Here is the listing. Report each line in it that contains the string "patients".
^^^^
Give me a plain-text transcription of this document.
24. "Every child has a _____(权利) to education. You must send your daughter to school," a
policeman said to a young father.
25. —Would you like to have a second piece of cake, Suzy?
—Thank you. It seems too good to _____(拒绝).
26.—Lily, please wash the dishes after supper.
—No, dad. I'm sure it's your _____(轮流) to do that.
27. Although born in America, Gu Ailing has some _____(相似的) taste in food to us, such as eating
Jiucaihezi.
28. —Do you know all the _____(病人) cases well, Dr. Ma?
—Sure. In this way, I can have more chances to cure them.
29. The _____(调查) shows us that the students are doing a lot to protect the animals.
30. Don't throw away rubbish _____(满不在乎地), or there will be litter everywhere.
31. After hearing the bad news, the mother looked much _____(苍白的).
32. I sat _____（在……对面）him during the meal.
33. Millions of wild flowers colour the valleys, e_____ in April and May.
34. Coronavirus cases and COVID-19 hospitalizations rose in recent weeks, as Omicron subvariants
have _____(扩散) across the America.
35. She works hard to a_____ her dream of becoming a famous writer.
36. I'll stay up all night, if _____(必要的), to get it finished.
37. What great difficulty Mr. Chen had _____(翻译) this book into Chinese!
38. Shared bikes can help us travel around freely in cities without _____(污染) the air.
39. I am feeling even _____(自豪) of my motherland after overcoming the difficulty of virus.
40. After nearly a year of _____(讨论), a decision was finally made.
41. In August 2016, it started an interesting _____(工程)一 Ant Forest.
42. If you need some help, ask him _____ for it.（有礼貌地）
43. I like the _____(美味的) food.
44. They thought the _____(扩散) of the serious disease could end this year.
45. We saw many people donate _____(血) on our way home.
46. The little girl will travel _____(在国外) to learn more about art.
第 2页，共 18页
^^^^
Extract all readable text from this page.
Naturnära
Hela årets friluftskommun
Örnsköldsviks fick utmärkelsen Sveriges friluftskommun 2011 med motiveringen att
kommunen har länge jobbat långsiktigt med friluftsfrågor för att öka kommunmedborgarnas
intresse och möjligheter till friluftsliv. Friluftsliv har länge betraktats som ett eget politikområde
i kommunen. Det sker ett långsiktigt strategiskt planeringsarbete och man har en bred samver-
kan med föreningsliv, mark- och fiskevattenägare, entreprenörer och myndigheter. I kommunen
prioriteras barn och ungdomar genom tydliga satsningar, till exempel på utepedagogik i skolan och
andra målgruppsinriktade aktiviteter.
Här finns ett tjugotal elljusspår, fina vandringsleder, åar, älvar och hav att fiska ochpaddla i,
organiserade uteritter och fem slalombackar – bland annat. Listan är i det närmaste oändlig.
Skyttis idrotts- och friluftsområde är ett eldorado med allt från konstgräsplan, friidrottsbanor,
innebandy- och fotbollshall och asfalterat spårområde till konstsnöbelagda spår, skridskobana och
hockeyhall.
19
^^^^
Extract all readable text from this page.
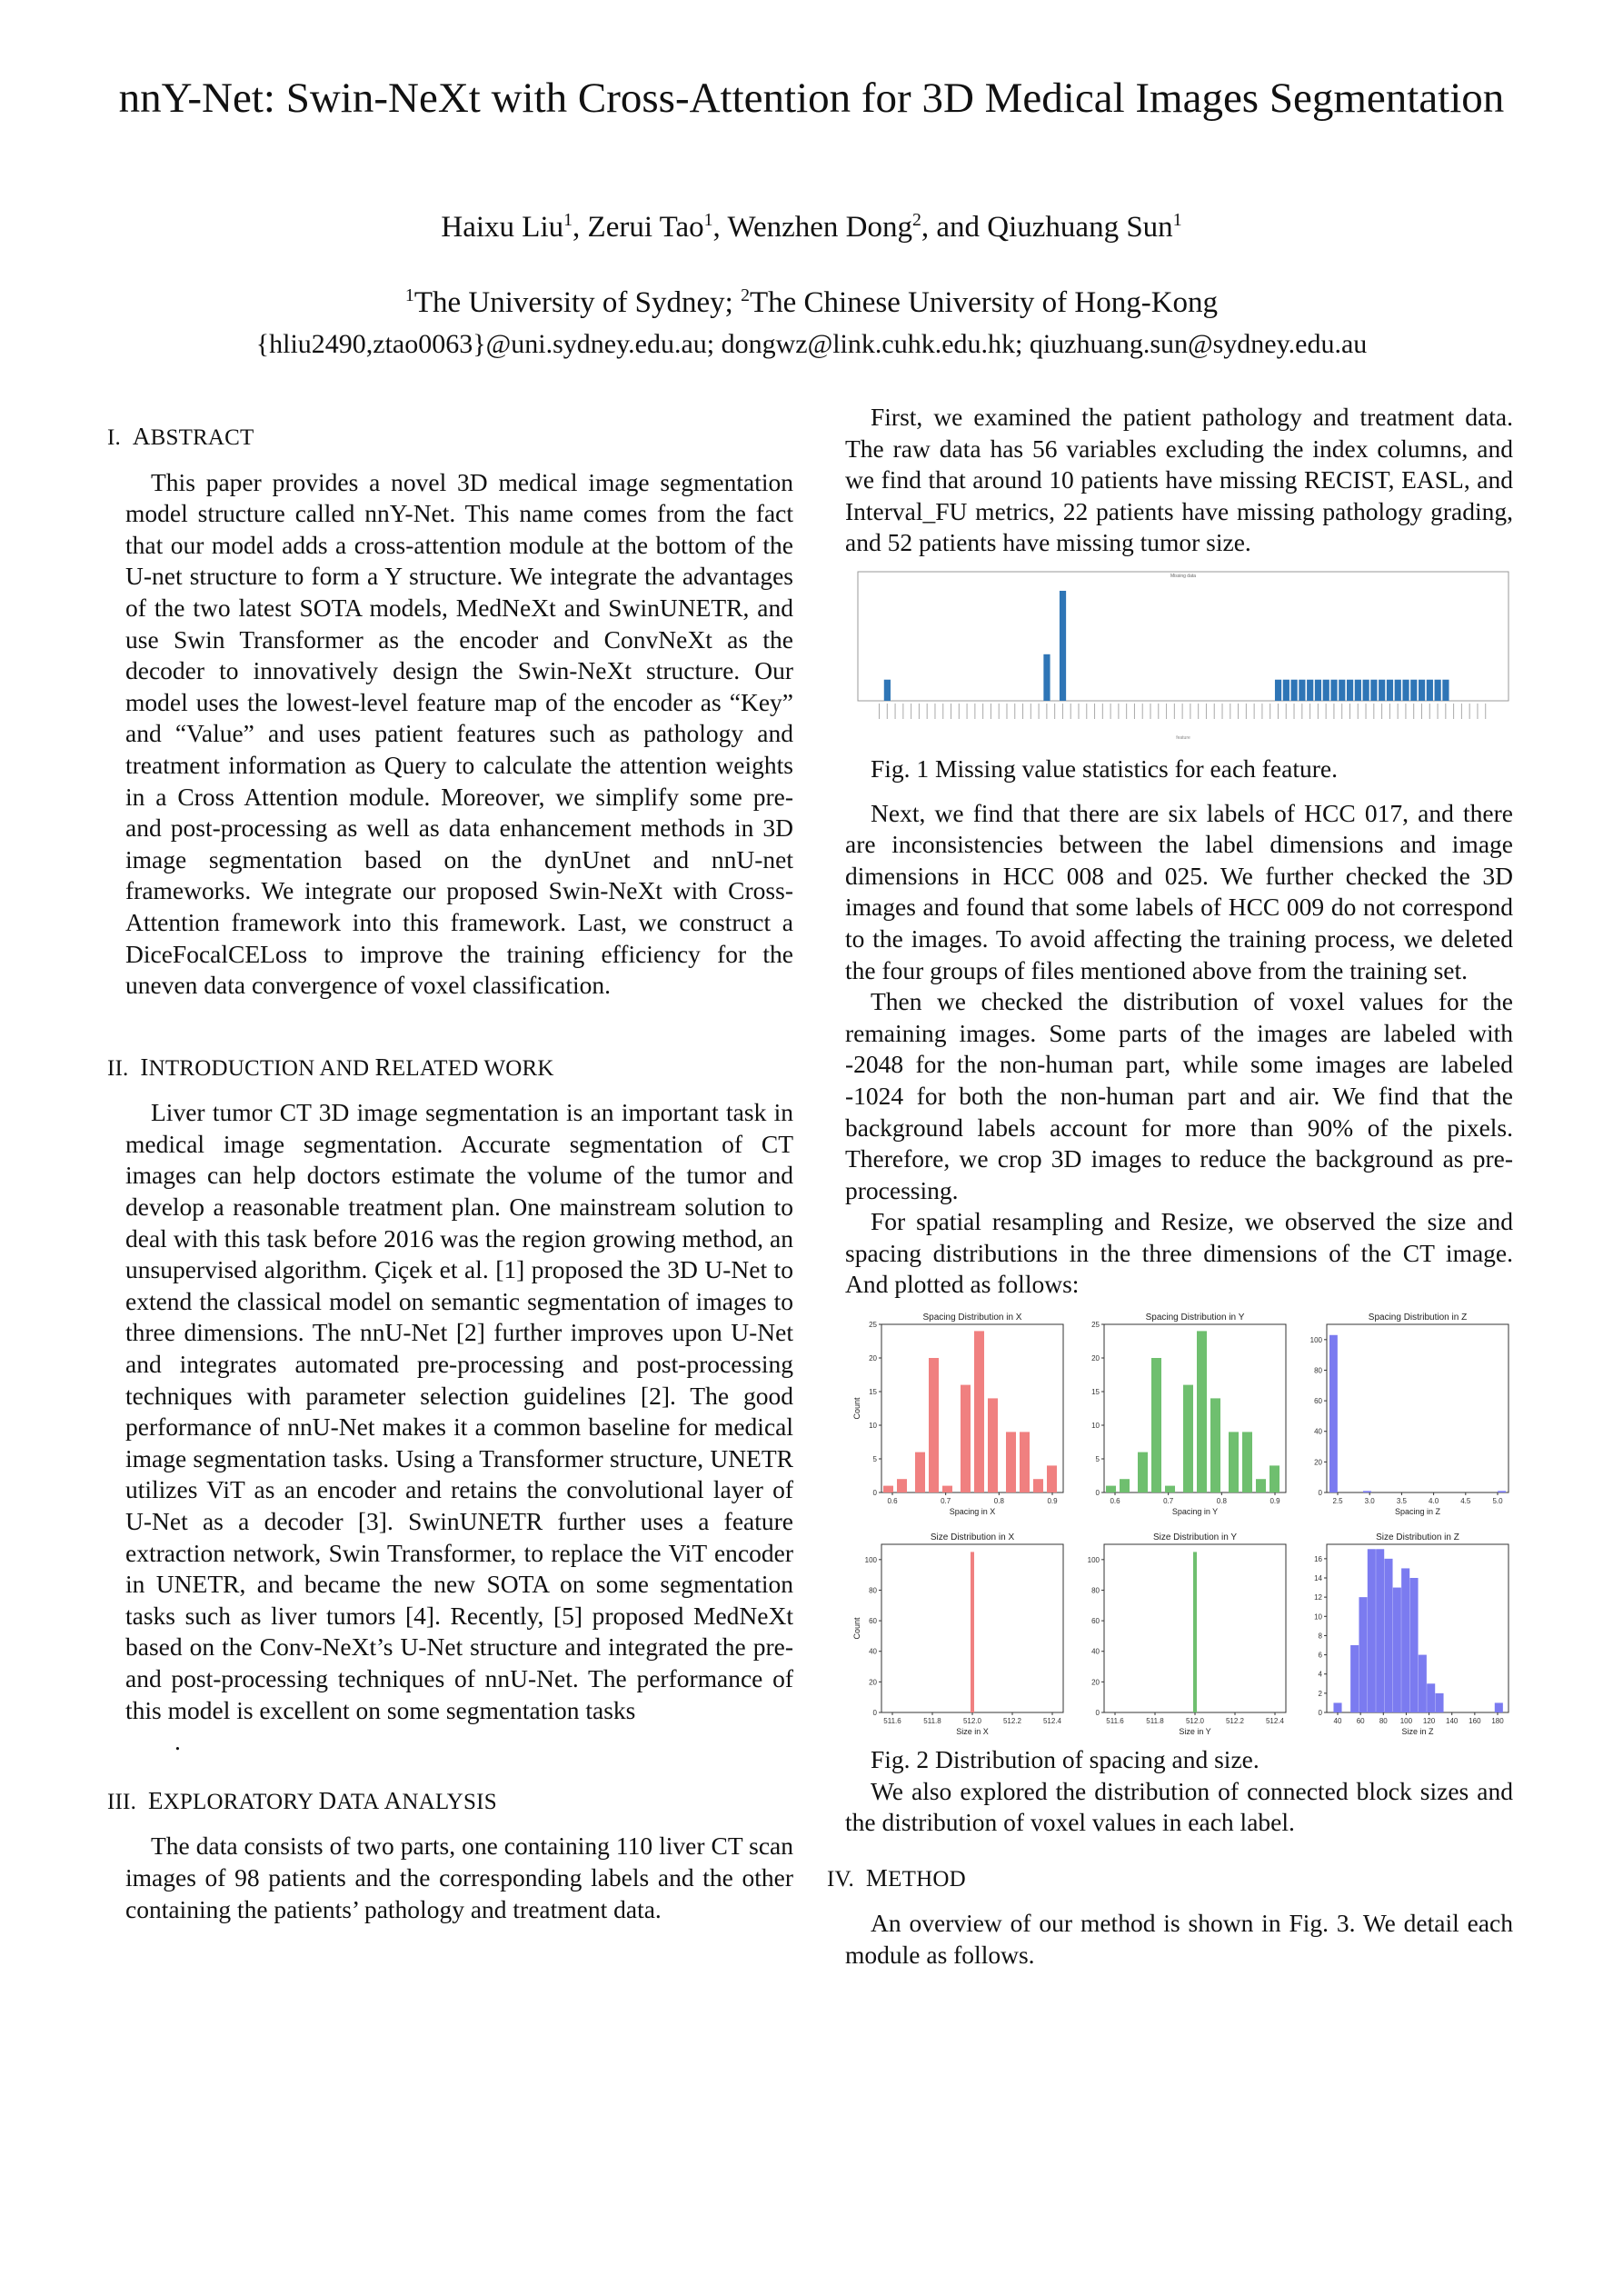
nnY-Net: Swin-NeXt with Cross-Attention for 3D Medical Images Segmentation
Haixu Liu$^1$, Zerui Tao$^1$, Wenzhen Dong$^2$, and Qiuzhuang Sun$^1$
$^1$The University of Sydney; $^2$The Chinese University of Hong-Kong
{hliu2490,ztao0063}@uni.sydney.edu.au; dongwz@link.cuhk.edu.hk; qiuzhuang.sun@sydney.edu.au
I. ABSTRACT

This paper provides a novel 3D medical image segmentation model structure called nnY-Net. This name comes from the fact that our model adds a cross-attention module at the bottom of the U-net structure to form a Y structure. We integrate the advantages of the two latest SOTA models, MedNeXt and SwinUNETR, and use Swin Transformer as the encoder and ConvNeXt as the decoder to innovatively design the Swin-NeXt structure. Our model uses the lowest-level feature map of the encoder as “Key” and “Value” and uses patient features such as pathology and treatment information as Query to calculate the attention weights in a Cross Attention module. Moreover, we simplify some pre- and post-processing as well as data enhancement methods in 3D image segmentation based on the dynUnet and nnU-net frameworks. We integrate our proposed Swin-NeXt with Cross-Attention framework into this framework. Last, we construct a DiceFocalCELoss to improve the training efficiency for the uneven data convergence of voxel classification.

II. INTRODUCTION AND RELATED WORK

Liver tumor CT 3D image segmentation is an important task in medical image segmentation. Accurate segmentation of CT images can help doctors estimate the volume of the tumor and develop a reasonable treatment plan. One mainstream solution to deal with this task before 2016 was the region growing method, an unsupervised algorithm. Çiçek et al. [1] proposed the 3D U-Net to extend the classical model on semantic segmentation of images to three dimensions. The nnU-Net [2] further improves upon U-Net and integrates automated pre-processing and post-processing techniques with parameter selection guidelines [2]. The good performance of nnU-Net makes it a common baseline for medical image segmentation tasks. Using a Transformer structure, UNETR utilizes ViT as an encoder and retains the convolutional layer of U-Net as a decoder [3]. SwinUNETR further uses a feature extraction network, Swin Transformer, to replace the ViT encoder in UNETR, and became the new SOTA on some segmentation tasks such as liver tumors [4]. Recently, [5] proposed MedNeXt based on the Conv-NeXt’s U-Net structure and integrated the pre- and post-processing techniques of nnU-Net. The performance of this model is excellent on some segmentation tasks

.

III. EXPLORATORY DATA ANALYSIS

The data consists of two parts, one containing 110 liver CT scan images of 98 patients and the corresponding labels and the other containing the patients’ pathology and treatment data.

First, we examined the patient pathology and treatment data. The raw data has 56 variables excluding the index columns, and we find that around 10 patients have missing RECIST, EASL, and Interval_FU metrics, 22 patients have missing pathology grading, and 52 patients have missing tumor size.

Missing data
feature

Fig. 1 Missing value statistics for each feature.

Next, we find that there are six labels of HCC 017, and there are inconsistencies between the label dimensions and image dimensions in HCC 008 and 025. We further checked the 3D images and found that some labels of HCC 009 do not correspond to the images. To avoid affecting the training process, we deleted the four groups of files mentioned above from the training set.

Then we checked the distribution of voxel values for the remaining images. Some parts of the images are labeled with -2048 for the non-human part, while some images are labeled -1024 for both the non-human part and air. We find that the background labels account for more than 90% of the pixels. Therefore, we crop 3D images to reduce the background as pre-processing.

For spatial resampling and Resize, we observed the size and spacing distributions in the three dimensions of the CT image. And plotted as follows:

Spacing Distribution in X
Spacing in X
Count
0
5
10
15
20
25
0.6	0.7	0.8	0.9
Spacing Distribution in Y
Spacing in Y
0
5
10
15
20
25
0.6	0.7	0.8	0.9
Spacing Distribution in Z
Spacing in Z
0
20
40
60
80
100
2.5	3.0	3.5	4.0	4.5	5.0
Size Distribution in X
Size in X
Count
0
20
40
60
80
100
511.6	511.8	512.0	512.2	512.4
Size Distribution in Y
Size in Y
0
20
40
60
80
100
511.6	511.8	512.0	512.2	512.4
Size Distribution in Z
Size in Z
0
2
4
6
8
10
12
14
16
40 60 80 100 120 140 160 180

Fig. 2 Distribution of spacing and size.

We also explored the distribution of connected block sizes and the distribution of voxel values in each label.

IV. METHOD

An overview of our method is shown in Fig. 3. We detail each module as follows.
^^^^
_Response area_
The data consists of two parts, one containing 110 liver CT scan images of 98 patients and the corresponding labels and the other containing the patients’ pathology and treatment data.
First, we examined the patient pathology and treatment data. The raw data has 56 variables excluding the index columns, and we find that around 10 patients have missing RECIST, EASL, and Interval_FU metrics, 22 patients have missing pathology grading, and 52 patients have missing tumor size.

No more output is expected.